Work required: Word for word, quote all of the material, omitting the pictures.

Task data:
[Start]
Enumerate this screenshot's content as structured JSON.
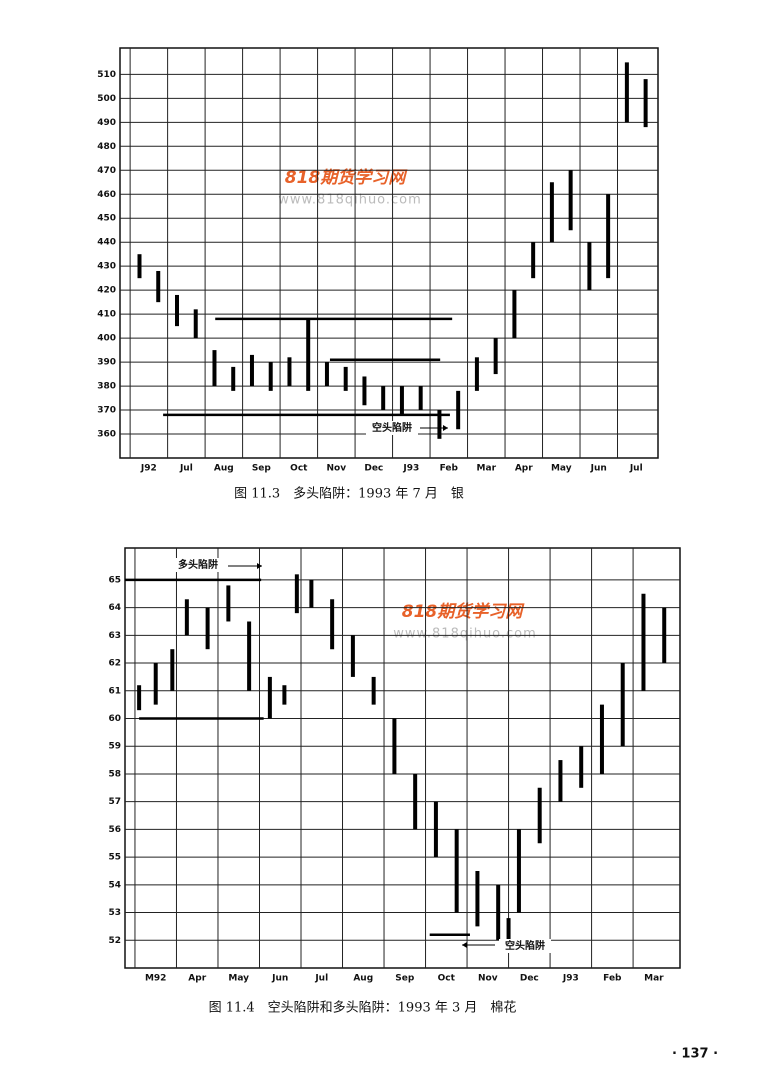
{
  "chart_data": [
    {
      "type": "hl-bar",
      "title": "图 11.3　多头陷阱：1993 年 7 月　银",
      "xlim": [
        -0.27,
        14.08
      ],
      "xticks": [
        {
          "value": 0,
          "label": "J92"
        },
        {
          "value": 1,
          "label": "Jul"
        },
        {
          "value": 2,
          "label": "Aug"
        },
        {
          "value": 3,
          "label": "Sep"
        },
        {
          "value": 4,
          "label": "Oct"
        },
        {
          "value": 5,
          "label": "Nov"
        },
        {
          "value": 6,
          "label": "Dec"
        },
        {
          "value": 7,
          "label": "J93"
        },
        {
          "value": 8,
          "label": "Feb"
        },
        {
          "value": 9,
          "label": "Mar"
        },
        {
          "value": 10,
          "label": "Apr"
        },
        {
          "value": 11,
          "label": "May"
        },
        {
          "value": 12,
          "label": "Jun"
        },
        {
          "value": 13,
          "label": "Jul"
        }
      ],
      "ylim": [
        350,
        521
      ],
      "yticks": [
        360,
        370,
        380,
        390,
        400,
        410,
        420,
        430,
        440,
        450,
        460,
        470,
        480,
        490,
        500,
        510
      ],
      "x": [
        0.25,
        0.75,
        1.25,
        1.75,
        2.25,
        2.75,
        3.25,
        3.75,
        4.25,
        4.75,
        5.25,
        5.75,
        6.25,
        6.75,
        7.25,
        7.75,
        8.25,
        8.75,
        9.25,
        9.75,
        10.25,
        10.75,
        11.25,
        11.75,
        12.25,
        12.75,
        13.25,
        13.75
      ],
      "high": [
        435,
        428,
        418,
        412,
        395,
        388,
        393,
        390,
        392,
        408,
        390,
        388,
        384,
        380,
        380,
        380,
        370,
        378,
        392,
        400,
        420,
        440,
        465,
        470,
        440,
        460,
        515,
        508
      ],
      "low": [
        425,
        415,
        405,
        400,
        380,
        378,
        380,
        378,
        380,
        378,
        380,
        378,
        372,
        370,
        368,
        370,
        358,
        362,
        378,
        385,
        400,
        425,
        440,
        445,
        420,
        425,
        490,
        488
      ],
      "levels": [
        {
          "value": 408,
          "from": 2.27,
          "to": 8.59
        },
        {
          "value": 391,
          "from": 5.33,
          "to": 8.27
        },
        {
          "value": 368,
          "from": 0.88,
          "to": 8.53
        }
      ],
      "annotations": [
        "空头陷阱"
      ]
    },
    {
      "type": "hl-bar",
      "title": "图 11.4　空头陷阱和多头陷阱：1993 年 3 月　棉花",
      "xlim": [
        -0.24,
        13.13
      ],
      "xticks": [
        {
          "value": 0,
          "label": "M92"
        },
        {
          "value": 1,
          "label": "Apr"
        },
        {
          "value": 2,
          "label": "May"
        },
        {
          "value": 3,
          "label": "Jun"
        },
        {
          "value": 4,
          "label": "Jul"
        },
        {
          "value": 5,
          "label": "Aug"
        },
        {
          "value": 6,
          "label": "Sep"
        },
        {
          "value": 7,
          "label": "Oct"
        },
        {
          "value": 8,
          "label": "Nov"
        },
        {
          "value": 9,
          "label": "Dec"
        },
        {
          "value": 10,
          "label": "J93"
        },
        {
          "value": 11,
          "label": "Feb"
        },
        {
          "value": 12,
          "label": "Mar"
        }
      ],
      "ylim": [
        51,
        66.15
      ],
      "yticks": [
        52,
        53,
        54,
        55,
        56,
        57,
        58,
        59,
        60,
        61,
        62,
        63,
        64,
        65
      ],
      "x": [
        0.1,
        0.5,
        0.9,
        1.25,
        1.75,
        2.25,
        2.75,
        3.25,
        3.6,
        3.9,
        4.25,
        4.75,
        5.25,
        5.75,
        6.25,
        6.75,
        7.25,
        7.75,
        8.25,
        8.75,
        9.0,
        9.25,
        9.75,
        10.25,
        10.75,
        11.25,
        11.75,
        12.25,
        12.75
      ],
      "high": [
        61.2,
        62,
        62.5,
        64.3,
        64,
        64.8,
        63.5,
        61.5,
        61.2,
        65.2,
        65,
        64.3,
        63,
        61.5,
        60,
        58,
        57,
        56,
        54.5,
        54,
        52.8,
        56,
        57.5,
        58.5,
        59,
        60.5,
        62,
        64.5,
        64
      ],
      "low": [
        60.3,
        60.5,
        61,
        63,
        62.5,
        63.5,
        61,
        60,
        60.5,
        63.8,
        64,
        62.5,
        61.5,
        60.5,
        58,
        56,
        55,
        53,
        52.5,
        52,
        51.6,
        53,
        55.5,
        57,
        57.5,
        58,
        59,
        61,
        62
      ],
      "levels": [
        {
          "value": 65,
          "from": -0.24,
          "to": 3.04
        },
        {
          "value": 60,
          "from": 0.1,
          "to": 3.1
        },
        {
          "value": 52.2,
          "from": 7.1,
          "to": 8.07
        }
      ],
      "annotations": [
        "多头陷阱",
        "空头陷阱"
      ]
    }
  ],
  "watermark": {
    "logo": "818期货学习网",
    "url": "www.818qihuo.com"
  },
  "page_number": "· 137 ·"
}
[End]
Complete answer:
Enumerate this screenshot's content as structured JSON.
{
  "chart_data": [
    {
      "type": "hl-bar",
      "title": "图 11.3　多头陷阱：1993 年 7 月　银",
      "xlim": [
        -0.27,
        14.08
      ],
      "xticks": [
        {
          "value": 0,
          "label": "J92"
        },
        {
          "value": 1,
          "label": "Jul"
        },
        {
          "value": 2,
          "label": "Aug"
        },
        {
          "value": 3,
          "label": "Sep"
        },
        {
          "value": 4,
          "label": "Oct"
        },
        {
          "value": 5,
          "label": "Nov"
        },
        {
          "value": 6,
          "label": "Dec"
        },
        {
          "value": 7,
          "label": "J93"
        },
        {
          "value": 8,
          "label": "Feb"
        },
        {
          "value": 9,
          "label": "Mar"
        },
        {
          "value": 10,
          "label": "Apr"
        },
        {
          "value": 11,
          "label": "May"
        },
        {
          "value": 12,
          "label": "Jun"
        },
        {
          "value": 13,
          "label": "Jul"
        }
      ],
      "ylim": [
        350,
        521
      ],
      "yticks": [
        360,
        370,
        380,
        390,
        400,
        410,
        420,
        430,
        440,
        450,
        460,
        470,
        480,
        490,
        500,
        510
      ],
      "x": [
        0.25,
        0.75,
        1.25,
        1.75,
        2.25,
        2.75,
        3.25,
        3.75,
        4.25,
        4.75,
        5.25,
        5.75,
        6.25,
        6.75,
        7.25,
        7.75,
        8.25,
        8.75,
        9.25,
        9.75,
        10.25,
        10.75,
        11.25,
        11.75,
        12.25,
        12.75,
        13.25,
        13.75
      ],
      "high": [
        435,
        428,
        418,
        412,
        395,
        388,
        393,
        390,
        392,
        408,
        390,
        388,
        384,
        380,
        380,
        380,
        370,
        378,
        392,
        400,
        420,
        440,
        465,
        470,
        440,
        460,
        515,
        508
      ],
      "low": [
        425,
        415,
        405,
        400,
        380,
        378,
        380,
        378,
        380,
        378,
        380,
        378,
        372,
        370,
        368,
        370,
        358,
        362,
        378,
        385,
        400,
        425,
        440,
        445,
        420,
        425,
        490,
        488
      ],
      "levels": [
        {
          "value": 408,
          "from": 2.27,
          "to": 8.59
        },
        {
          "value": 391,
          "from": 5.33,
          "to": 8.27
        },
        {
          "value": 368,
          "from": 0.88,
          "to": 8.53
        }
      ],
      "annotations": [
        "空头陷阱"
      ]
    },
    {
      "type": "hl-bar",
      "title": "图 11.4　空头陷阱和多头陷阱：1993 年 3 月　棉花",
      "xlim": [
        -0.24,
        13.13
      ],
      "xticks": [
        {
          "value": 0,
          "label": "M92"
        },
        {
          "value": 1,
          "label": "Apr"
        },
        {
          "value": 2,
          "label": "May"
        },
        {
          "value": 3,
          "label": "Jun"
        },
        {
          "value": 4,
          "label": "Jul"
        },
        {
          "value": 5,
          "label": "Aug"
        },
        {
          "value": 6,
          "label": "Sep"
        },
        {
          "value": 7,
          "label": "Oct"
        },
        {
          "value": 8,
          "label": "Nov"
        },
        {
          "value": 9,
          "label": "Dec"
        },
        {
          "value": 10,
          "label": "J93"
        },
        {
          "value": 11,
          "label": "Feb"
        },
        {
          "value": 12,
          "label": "Mar"
        }
      ],
      "ylim": [
        51,
        66.15
      ],
      "yticks": [
        52,
        53,
        54,
        55,
        56,
        57,
        58,
        59,
        60,
        61,
        62,
        63,
        64,
        65
      ],
      "x": [
        0.1,
        0.5,
        0.9,
        1.25,
        1.75,
        2.25,
        2.75,
        3.25,
        3.6,
        3.9,
        4.25,
        4.75,
        5.25,
        5.75,
        6.25,
        6.75,
        7.25,
        7.75,
        8.25,
        8.75,
        9.0,
        9.25,
        9.75,
        10.25,
        10.75,
        11.25,
        11.75,
        12.25,
        12.75
      ],
      "high": [
        61.2,
        62,
        62.5,
        64.3,
        64,
        64.8,
        63.5,
        61.5,
        61.2,
        65.2,
        65,
        64.3,
        63,
        61.5,
        60,
        58,
        57,
        56,
        54.5,
        54,
        52.8,
        56,
        57.5,
        58.5,
        59,
        60.5,
        62,
        64.5,
        64
      ],
      "low": [
        60.3,
        60.5,
        61,
        63,
        62.5,
        63.5,
        61,
        60,
        60.5,
        63.8,
        64,
        62.5,
        61.5,
        60.5,
        58,
        56,
        55,
        53,
        52.5,
        52,
        51.6,
        53,
        55.5,
        57,
        57.5,
        58,
        59,
        61,
        62
      ],
      "levels": [
        {
          "value": 65,
          "from": -0.24,
          "to": 3.04
        },
        {
          "value": 60,
          "from": 0.1,
          "to": 3.1
        },
        {
          "value": 52.2,
          "from": 7.1,
          "to": 8.07
        }
      ],
      "annotations": [
        "多头陷阱",
        "空头陷阱"
      ]
    }
  ],
  "watermark": {
    "logo": "818期货学习网",
    "url": "www.818qihuo.com"
  },
  "page_number": "· 137 ·"
}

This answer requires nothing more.